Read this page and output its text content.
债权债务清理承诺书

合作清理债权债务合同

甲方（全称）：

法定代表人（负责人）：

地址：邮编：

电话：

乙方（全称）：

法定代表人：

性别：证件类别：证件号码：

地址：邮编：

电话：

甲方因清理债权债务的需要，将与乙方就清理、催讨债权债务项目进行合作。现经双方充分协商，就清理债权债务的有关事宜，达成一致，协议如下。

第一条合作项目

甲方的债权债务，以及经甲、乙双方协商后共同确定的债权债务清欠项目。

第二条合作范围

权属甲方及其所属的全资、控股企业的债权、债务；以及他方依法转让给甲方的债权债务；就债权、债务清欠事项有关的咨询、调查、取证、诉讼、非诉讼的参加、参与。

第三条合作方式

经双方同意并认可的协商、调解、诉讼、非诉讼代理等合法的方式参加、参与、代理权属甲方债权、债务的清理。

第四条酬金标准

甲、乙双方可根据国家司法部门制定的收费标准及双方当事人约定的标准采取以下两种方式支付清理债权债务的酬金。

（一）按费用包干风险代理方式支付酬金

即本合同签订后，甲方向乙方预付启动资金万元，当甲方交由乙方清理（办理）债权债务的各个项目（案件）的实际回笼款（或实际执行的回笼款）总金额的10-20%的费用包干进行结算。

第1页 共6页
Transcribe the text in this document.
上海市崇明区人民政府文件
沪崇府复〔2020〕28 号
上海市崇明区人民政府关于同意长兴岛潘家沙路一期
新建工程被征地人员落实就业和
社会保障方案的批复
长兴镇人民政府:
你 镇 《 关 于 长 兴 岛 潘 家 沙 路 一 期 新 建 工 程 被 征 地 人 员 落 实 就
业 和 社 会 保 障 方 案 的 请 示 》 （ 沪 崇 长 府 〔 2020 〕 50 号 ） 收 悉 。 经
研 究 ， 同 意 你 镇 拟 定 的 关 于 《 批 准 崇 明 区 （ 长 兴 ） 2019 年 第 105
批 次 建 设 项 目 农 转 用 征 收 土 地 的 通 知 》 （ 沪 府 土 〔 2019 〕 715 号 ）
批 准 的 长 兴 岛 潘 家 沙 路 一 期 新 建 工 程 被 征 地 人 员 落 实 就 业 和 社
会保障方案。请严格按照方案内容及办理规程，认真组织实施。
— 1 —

----

Work to complete:
Copy every line of the data that holds the string "this".

Full output:
Read this page and output its text content.
Transcribe the text in this document.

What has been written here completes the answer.